_SOURCE DATA_:

----------

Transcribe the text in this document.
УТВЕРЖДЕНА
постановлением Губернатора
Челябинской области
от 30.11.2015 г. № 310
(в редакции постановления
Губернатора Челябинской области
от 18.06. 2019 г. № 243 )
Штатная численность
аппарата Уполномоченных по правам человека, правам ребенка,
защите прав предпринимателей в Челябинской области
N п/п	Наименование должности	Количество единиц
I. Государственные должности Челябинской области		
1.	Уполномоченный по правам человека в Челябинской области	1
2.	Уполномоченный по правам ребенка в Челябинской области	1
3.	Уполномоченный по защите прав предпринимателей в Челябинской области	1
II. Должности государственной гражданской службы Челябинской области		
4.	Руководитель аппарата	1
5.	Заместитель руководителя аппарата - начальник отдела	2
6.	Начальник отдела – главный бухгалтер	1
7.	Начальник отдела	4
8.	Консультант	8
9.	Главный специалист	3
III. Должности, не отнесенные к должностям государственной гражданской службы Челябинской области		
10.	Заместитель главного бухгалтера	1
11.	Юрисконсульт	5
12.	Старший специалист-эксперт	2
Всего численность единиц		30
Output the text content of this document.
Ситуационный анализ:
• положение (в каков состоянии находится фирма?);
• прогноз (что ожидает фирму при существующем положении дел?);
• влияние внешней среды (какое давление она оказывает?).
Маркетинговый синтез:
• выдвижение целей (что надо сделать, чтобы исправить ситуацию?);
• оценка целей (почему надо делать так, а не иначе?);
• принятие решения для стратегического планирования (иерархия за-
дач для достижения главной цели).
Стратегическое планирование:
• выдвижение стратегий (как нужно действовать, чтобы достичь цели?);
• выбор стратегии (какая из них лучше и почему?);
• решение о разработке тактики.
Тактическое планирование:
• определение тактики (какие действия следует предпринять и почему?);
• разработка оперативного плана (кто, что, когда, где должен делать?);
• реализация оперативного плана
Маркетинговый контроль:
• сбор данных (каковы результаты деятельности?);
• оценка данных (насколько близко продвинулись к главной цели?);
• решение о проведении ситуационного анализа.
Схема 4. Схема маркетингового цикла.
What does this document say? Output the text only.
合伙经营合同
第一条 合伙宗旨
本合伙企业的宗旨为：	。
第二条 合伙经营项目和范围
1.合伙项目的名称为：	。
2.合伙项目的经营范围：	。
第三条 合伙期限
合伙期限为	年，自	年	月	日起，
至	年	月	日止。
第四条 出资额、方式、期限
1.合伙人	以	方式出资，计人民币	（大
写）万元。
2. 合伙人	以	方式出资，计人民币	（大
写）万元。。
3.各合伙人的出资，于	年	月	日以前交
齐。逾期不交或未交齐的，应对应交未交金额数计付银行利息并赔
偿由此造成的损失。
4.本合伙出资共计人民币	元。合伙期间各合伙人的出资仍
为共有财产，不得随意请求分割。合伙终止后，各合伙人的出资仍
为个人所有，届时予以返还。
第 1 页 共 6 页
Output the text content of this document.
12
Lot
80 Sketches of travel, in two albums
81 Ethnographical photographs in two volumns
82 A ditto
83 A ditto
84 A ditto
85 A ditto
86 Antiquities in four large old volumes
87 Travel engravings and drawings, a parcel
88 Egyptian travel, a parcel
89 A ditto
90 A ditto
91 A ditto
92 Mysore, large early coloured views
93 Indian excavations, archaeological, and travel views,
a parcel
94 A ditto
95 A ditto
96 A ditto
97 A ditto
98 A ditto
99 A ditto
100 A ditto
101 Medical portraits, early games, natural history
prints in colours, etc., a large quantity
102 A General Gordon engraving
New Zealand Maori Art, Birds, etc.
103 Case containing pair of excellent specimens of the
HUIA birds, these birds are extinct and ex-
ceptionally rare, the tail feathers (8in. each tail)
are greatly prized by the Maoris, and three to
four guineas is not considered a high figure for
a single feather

----------

_TASK TO COMPLETE_:
Exactly reproduce every record.

_EXERCISE SOLUTION_:
Transcribe the text in this document.
УТВЕРЖДЕНА
постановлением Губернатора
Челябинской области
от 30.11.2015 г. № 310
(в редакции постановления
Губернатора Челябинской области
от 18.06. 2019 г. № 243 )
Штатная численность
аппарата Уполномоченных по правам человека, правам ребенка,
защите прав предпринимателей в Челябинской области
N п/п	Наименование должности	Количество единиц
I. Государственные должности Челябинской области		
1.	Уполномоченный по правам человека в Челябинской области	1
2.	Уполномоченный по правам ребенка в Челябинской области	1
3.	Уполномоченный по защите прав предпринимателей в Челябинской области	1
II. Должности государственной гражданской службы Челябинской области		
4.	Руководитель аппарата	1
5.	Заместитель руководителя аппарата - начальник отдела	2
6.	Начальник отдела – главный бухгалтер	1
7.	Начальник отдела	4
8.	Консультант	8
9.	Главный специалист	3
III. Должности, не отнесенные к должностям государственной гражданской службы Челябинской области		
10.	Заместитель главного бухгалтера	1
11.	Юрисконсульт	5
12.	Старший специалист-эксперт	2
Всего численность единиц		30
Output the text content of this document.
Ситуационный анализ:
• положение (в каков состоянии находится фирма?);
• прогноз (что ожидает фирму при существующем положении дел?);
• влияние внешней среды (какое давление она оказывает?).
Маркетинговый синтез:
• выдвижение целей (что надо сделать, чтобы исправить ситуацию?);
• оценка целей (почему надо делать так, а не иначе?);
• принятие решения для стратегического планирования (иерархия за-
дач для достижения главной цели).
Стратегическое планирование:
• выдвижение стратегий (как нужно действовать, чтобы достичь цели?);
• выбор стратегии (какая из них лучше и почему?);
• решение о разработке тактики.
Тактическое планирование:
• определение тактики (какие действия следует предпринять и почему?);
• разработка оперативного плана (кто, что, когда, где должен делать?);
• реализация оперативного плана
Маркетинговый контроль:
• сбор данных (каковы результаты деятельности?);
• оценка данных (насколько близко продвинулись к главной цели?);
• решение о проведении ситуационного анализа.
Схема 4. Схема маркетингового цикла.
What does this document say? Output the text only.
合伙经营合同
第一条 合伙宗旨
本合伙企业的宗旨为：	。
第二条 合伙经营项目和范围
1.合伙项目的名称为：	。
2.合伙项目的经营范围：	。
第三条 合伙期限
合伙期限为	年，自	年	月	日起，
至	年	月	日止。
第四条 出资额、方式、期限
1.合伙人	以	方式出资，计人民币	（大
写）万元。
2. 合伙人	以	方式出资，计人民币	（大
写）万元。。
3.各合伙人的出资，于	年	月	日以前交
齐。逾期不交或未交齐的，应对应交未交金额数计付银行利息并赔
偿由此造成的损失。
4.本合伙出资共计人民币	元。合伙期间各合伙人的出资仍
为共有财产，不得随意请求分割。合伙终止后，各合伙人的出资仍
为个人所有，届时予以返还。
第 1 页 共 6 页
Output the text content of this document.
12
Lot
80 Sketches of travel, in two albums
81 Ethnographical photographs in two volumns
82 A ditto
83 A ditto
84 A ditto
85 A ditto
86 Antiquities in four large old volumes
87 Travel engravings and drawings, a parcel
88 Egyptian travel, a parcel
89 A ditto
90 A ditto
91 A ditto
92 Mysore, large early coloured views
93 Indian excavations, archaeological, and travel views,
a parcel
94 A ditto
95 A ditto
96 A ditto
97 A ditto
98 A ditto
99 A ditto
100 A ditto
101 Medical portraits, early games, natural history
prints in colours, etc., a large quantity
102 A General Gordon engraving
New Zealand Maori Art, Birds, etc.
103 Case containing pair of excellent specimens of the
HUIA birds, these birds are extinct and ex-
ceptionally rare, the tail feathers (8in. each tail)
are greatly prized by the Maoris, and three to
four guineas is not considered a high figure for
a single feather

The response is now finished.